What you should do: Extract, exactly as written, the line that contains "OCR this image." and all lines after it through the end of the records. Omit pictures.

Records provided:
****
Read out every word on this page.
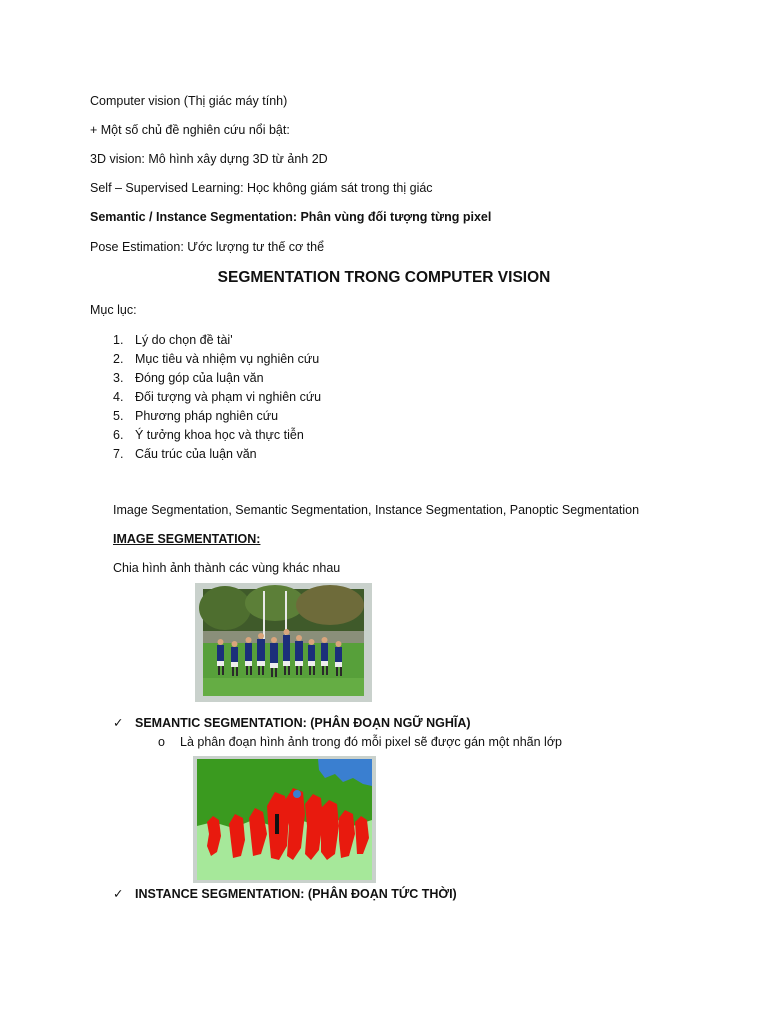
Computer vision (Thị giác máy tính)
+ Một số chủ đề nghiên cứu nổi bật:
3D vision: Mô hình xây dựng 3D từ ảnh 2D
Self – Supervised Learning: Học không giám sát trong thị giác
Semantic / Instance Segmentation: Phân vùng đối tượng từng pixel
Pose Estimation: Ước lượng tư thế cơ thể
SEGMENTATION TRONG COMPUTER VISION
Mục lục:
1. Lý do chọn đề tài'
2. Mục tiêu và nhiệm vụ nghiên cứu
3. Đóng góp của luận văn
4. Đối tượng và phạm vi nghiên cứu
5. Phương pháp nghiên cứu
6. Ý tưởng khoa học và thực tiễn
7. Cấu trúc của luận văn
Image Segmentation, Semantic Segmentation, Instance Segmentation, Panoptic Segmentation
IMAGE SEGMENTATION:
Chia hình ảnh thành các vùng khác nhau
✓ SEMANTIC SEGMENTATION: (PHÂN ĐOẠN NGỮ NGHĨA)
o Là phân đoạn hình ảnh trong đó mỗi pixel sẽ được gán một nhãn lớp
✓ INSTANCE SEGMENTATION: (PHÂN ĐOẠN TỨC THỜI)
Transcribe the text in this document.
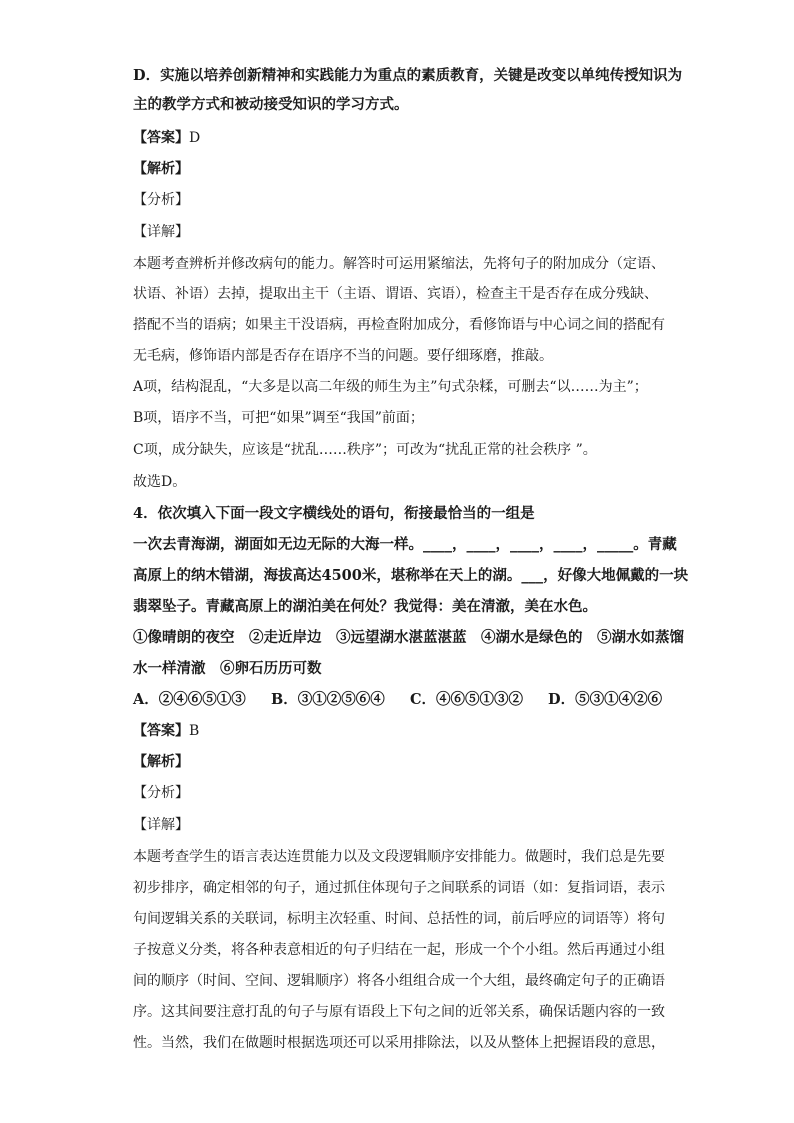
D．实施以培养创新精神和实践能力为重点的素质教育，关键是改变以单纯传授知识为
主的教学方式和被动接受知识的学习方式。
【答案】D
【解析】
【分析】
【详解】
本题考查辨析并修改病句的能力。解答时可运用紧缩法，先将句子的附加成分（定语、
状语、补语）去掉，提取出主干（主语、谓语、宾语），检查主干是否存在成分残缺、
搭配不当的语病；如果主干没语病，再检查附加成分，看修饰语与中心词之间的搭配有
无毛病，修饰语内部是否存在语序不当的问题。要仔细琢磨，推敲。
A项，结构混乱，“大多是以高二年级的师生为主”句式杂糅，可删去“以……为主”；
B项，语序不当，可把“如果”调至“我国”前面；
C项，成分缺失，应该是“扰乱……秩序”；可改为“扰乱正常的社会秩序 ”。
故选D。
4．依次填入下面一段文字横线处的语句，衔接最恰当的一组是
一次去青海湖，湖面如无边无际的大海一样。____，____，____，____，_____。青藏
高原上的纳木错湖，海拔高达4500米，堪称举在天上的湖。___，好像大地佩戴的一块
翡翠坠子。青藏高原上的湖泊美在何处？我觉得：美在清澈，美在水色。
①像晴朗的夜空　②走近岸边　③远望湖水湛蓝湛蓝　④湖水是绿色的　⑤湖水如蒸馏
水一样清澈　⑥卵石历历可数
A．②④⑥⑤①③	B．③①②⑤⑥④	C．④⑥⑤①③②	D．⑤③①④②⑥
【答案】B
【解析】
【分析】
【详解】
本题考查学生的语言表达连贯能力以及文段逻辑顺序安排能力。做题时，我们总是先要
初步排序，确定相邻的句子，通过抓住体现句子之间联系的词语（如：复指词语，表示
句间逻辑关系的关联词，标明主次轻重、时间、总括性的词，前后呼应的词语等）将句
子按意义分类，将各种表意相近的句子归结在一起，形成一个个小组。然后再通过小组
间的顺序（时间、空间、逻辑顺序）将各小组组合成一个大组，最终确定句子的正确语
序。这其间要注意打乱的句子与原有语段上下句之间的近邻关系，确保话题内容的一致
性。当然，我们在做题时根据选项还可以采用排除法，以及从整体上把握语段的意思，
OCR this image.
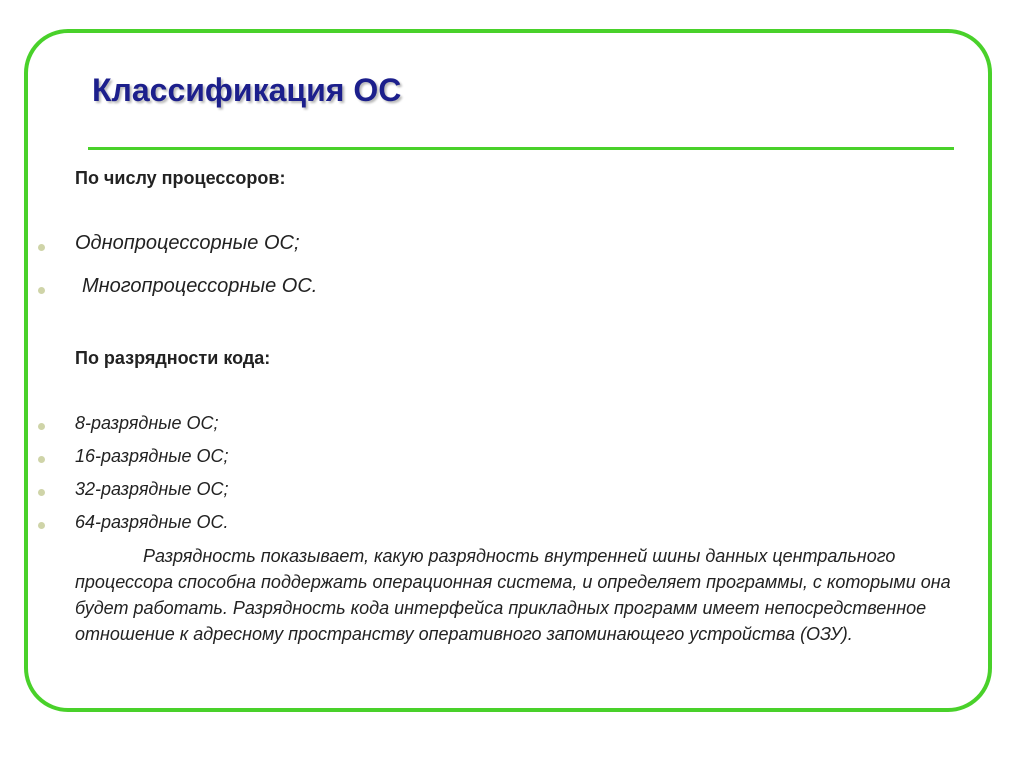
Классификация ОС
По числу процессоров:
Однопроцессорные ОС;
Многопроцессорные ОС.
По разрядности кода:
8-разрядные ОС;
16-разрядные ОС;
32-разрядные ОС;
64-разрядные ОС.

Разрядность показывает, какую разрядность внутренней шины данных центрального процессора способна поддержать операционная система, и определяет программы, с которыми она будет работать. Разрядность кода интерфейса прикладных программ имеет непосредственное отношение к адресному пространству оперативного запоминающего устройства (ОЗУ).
****
The response:
OCR this image.
Классификация ОС
По числу процессоров:
Однопроцессорные ОС;
Многопроцессорные ОС.
По разрядности кода:
8-разрядные ОС;
16-разрядные ОС;
32-разрядные ОС;
64-разрядные ОС.

Разрядность показывает, какую разрядность внутренней шины данных центрального процессора способна поддержать операционная система, и определяет программы, с которыми она будет работать. Разрядность кода интерфейса прикладных программ имеет непосредственное отношение к адресному пространству оперативного запоминающего устройства (ОЗУ).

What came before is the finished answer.